== INPUT FOR THIS TASK ==

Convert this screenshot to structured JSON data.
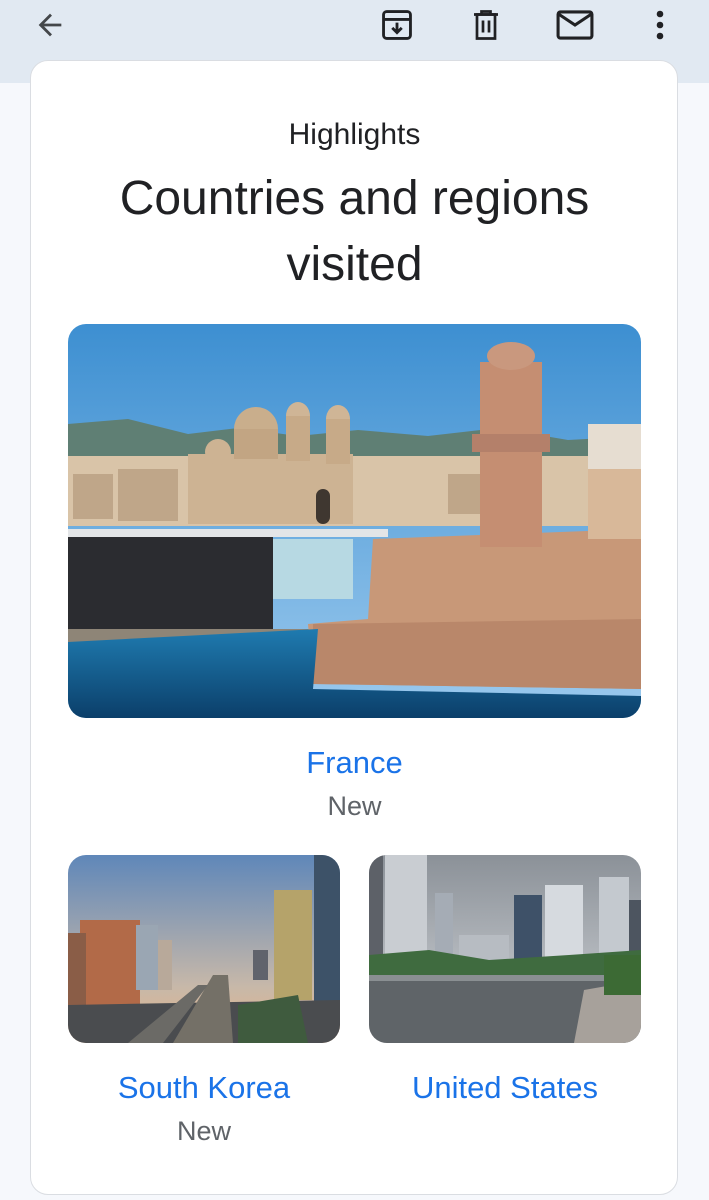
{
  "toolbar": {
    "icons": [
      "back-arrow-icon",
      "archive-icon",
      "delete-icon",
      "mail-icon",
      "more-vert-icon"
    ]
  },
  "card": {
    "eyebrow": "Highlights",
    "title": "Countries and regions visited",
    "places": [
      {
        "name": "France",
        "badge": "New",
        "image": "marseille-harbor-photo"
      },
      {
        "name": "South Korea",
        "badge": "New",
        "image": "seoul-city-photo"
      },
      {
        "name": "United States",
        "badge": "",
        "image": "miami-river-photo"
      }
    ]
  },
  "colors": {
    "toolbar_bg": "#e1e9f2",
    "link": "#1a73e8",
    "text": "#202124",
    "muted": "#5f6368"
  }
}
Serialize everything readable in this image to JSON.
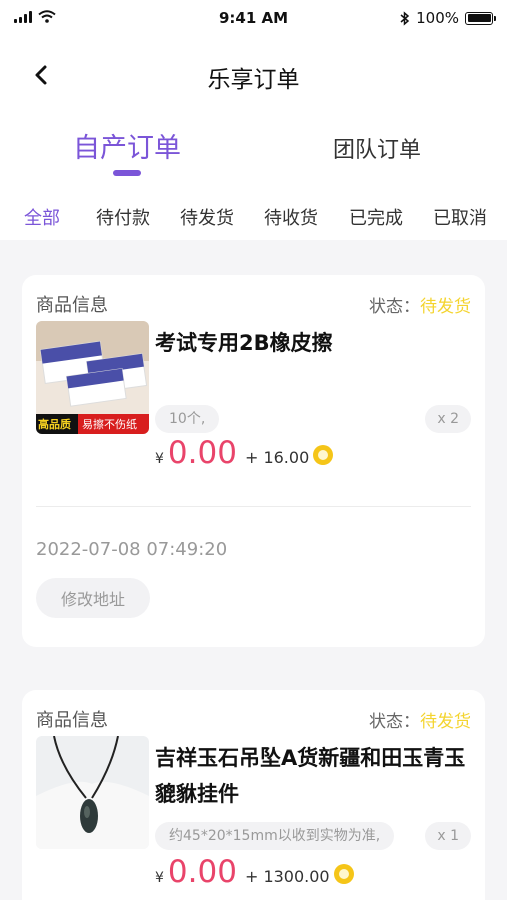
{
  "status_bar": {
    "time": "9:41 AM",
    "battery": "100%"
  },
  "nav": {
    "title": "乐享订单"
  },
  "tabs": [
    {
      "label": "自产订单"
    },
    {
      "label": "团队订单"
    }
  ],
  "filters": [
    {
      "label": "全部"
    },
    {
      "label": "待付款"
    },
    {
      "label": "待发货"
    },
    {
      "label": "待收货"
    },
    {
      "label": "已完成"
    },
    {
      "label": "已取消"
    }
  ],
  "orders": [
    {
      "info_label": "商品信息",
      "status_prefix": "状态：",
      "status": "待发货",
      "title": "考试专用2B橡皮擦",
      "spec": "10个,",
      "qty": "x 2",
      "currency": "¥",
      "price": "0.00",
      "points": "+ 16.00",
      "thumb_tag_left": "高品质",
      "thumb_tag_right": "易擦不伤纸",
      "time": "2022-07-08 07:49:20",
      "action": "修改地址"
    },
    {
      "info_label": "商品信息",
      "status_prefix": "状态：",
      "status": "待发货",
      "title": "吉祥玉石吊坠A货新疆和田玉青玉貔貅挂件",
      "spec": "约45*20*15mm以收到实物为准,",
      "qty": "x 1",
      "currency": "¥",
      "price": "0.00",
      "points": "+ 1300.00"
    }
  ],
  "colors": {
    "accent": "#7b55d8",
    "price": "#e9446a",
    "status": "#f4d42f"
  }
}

===

THE EXERCISE:
Pictures are to be left out; the records above must be repeated word for word.

PROBLEM SOLUTION:
Convert this screenshot to structured JSON data.
{
  "toolbar": {
    "icons": [
      "back-arrow-icon",
      "archive-icon",
      "delete-icon",
      "mail-icon",
      "more-vert-icon"
    ]
  },
  "card": {
    "eyebrow": "Highlights",
    "title": "Countries and regions visited",
    "places": [
      {
        "name": "France",
        "badge": "New",
        "image": "marseille-harbor-photo"
      },
      {
        "name": "South Korea",
        "badge": "New",
        "image": "seoul-city-photo"
      },
      {
        "name": "United States",
        "badge": "",
        "image": "miami-river-photo"
      }
    ]
  },
  "colors": {
    "toolbar_bg": "#e1e9f2",
    "link": "#1a73e8",
    "text": "#202124",
    "muted": "#5f6368"
  }
}
Serialize everything readable in this image to JSON.
{
  "status_bar": {
    "time": "9:41 AM",
    "battery": "100%"
  },
  "nav": {
    "title": "乐享订单"
  },
  "tabs": [
    {
      "label": "自产订单"
    },
    {
      "label": "团队订单"
    }
  ],
  "filters": [
    {
      "label": "全部"
    },
    {
      "label": "待付款"
    },
    {
      "label": "待发货"
    },
    {
      "label": "待收货"
    },
    {
      "label": "已完成"
    },
    {
      "label": "已取消"
    }
  ],
  "orders": [
    {
      "info_label": "商品信息",
      "status_prefix": "状态：",
      "status": "待发货",
      "title": "考试专用2B橡皮擦",
      "spec": "10个,",
      "qty": "x 2",
      "currency": "¥",
      "price": "0.00",
      "points": "+ 16.00",
      "thumb_tag_left": "高品质",
      "thumb_tag_right": "易擦不伤纸",
      "time": "2022-07-08 07:49:20",
      "action": "修改地址"
    },
    {
      "info_label": "商品信息",
      "status_prefix": "状态：",
      "status": "待发货",
      "title": "吉祥玉石吊坠A货新疆和田玉青玉貔貅挂件",
      "spec": "约45*20*15mm以收到实物为准,",
      "qty": "x 1",
      "currency": "¥",
      "price": "0.00",
      "points": "+ 1300.00"
    }
  ],
  "colors": {
    "accent": "#7b55d8",
    "price": "#e9446a",
    "status": "#f4d42f"
  }
}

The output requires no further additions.